Stored records
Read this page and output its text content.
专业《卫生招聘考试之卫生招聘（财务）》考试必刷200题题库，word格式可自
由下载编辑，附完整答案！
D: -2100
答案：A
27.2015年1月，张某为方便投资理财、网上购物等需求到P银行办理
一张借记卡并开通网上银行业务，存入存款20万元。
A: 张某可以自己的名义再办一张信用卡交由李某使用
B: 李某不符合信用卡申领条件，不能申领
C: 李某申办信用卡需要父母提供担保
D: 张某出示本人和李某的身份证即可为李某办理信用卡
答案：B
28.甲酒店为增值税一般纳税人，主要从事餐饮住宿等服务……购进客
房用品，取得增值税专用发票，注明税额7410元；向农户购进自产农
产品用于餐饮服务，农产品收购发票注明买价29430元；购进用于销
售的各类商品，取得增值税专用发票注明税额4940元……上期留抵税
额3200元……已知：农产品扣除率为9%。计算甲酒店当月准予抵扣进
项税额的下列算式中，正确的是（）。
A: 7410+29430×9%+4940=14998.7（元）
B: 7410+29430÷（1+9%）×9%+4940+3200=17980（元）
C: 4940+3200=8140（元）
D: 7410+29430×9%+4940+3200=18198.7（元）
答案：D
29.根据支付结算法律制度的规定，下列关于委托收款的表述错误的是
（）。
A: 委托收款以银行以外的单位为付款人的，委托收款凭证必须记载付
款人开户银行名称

(Exercise brief) Your task is to repeat every entry exactly.

(Completed exercise)
Read this page and output its text content.
专业《卫生招聘考试之卫生招聘（财务）》考试必刷200题题库，word格式可自
由下载编辑，附完整答案！
D: -2100
答案：A
27.2015年1月，张某为方便投资理财、网上购物等需求到P银行办理
一张借记卡并开通网上银行业务，存入存款20万元。
A: 张某可以自己的名义再办一张信用卡交由李某使用
B: 李某不符合信用卡申领条件，不能申领
C: 李某申办信用卡需要父母提供担保
D: 张某出示本人和李某的身份证即可为李某办理信用卡
答案：B
28.甲酒店为增值税一般纳税人，主要从事餐饮住宿等服务……购进客
房用品，取得增值税专用发票，注明税额7410元；向农户购进自产农
产品用于餐饮服务，农产品收购发票注明买价29430元；购进用于销
售的各类商品，取得增值税专用发票注明税额4940元……上期留抵税
额3200元……已知：农产品扣除率为9%。计算甲酒店当月准予抵扣进
项税额的下列算式中，正确的是（）。
A: 7410+29430×9%+4940=14998.7（元）
B: 7410+29430÷（1+9%）×9%+4940+3200=17980（元）
C: 4940+3200=8140（元）
D: 7410+29430×9%+4940+3200=18198.7（元）
答案：D
29.根据支付结算法律制度的规定，下列关于委托收款的表述错误的是
（）。
A: 委托收款以银行以外的单位为付款人的，委托收款凭证必须记载付
款人开户银行名称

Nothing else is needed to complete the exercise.